Data for the task ▸
_ _ _ _ _ _ _
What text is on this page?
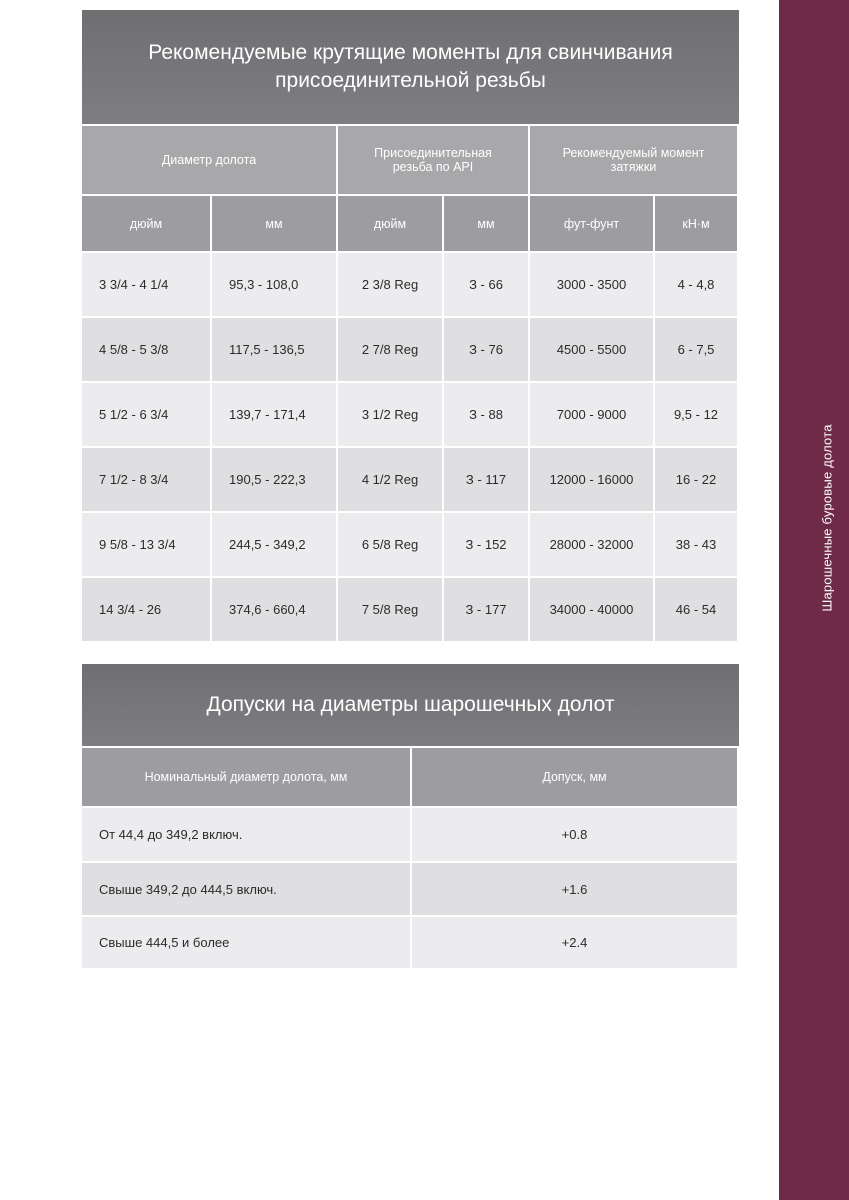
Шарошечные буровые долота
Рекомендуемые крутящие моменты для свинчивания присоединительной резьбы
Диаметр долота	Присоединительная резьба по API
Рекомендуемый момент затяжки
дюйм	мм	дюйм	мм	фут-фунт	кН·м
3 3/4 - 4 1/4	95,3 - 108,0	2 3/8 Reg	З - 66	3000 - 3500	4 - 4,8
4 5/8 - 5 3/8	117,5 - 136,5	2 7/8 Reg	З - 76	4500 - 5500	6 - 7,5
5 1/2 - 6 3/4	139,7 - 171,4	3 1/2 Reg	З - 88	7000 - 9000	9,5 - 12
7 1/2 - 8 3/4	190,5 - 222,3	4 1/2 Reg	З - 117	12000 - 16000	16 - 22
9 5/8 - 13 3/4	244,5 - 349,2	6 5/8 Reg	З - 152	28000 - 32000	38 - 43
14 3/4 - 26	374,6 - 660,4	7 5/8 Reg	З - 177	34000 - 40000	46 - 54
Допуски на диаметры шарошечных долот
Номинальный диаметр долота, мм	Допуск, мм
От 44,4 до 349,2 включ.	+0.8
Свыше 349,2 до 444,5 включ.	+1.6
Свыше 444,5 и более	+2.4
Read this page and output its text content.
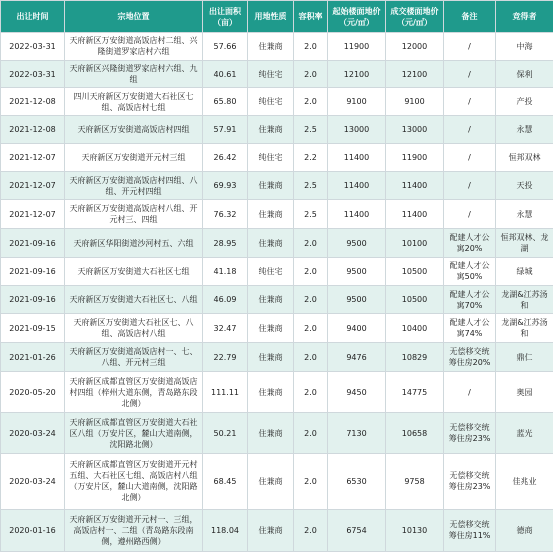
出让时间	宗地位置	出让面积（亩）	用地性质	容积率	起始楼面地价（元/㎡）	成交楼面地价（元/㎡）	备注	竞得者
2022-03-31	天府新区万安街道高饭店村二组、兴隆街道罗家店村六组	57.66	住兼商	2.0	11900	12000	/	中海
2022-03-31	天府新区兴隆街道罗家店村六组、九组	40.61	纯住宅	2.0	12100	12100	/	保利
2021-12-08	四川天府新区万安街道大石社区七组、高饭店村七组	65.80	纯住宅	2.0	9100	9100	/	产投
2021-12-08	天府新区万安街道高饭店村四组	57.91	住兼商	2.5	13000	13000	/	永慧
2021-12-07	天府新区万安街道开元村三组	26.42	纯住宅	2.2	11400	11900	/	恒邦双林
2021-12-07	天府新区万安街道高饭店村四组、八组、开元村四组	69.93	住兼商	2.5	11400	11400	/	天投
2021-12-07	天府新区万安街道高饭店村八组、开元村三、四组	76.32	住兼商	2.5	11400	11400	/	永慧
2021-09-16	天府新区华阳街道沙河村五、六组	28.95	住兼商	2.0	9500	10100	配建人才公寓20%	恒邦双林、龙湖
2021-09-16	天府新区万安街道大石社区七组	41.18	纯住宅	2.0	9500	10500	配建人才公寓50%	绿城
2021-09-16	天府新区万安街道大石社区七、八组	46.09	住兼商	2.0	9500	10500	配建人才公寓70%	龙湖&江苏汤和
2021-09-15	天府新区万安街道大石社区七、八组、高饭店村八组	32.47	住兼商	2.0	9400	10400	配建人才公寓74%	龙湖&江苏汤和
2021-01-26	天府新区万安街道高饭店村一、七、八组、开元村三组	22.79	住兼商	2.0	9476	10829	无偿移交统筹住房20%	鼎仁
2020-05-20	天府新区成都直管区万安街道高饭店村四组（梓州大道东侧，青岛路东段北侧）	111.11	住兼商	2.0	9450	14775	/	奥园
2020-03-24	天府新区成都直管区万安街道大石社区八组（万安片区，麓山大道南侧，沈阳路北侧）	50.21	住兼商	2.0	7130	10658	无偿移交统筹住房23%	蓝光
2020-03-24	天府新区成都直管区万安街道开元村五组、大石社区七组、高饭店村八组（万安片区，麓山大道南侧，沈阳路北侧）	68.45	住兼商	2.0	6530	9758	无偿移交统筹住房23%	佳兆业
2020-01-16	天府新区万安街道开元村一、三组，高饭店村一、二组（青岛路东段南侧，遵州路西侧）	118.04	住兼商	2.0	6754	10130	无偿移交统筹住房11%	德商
_ _ _ _ _ _ _
Problem ▸ Show the lines from the data above that contain the string "Свыше".

Completed task ▸
Свыше 349,2 до 444,5 включ.	+1.6
Свыше 444,5 и более	+2.4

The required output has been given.